Transcribe the material in full, exactly as written.
MATERIAL FOR THIS EXERCISE start
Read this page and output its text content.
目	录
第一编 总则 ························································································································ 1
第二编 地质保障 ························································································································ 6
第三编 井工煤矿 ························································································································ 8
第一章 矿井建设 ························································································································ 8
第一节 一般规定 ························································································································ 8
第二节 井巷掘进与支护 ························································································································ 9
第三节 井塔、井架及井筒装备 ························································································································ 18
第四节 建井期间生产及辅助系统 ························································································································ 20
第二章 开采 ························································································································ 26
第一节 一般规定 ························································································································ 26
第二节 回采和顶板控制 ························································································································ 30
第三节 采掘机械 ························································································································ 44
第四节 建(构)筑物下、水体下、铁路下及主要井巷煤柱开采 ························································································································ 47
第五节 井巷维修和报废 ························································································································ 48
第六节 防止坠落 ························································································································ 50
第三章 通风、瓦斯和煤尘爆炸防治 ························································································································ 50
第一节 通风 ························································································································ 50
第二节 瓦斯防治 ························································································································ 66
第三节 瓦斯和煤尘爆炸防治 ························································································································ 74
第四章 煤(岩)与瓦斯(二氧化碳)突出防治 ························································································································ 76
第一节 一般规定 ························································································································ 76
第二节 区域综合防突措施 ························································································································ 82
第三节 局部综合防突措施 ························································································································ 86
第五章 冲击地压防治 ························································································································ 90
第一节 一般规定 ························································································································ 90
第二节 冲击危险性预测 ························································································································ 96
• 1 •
MATERIAL FOR THIS EXERCISE end
• [REPLY]:
Read this page and output its text content.
目	录
第一编 总则 ························································································································ 1
第二编 地质保障 ························································································································ 6
第三编 井工煤矿 ························································································································ 8
第一章 矿井建设 ························································································································ 8
第一节 一般规定 ························································································································ 8
第二节 井巷掘进与支护 ························································································································ 9
第三节 井塔、井架及井筒装备 ························································································································ 18
第四节 建井期间生产及辅助系统 ························································································································ 20
第二章 开采 ························································································································ 26
第一节 一般规定 ························································································································ 26
第二节 回采和顶板控制 ························································································································ 30
第三节 采掘机械 ························································································································ 44
第四节 建(构)筑物下、水体下、铁路下及主要井巷煤柱开采 ························································································································ 47
第五节 井巷维修和报废 ························································································································ 48
第六节 防止坠落 ························································································································ 50
第三章 通风、瓦斯和煤尘爆炸防治 ························································································································ 50
第一节 通风 ························································································································ 50
第二节 瓦斯防治 ························································································································ 66
第三节 瓦斯和煤尘爆炸防治 ························································································································ 74
第四章 煤(岩)与瓦斯(二氧化碳)突出防治 ························································································································ 76
第一节 一般规定 ························································································································ 76
第二节 区域综合防突措施 ························································································································ 82
第三节 局部综合防突措施 ························································································································ 86
第五章 冲击地压防治 ························································································································ 90
第一节 一般规定 ························································································································ 90
第二节 冲击危险性预测 ························································································································ 96
• 1 •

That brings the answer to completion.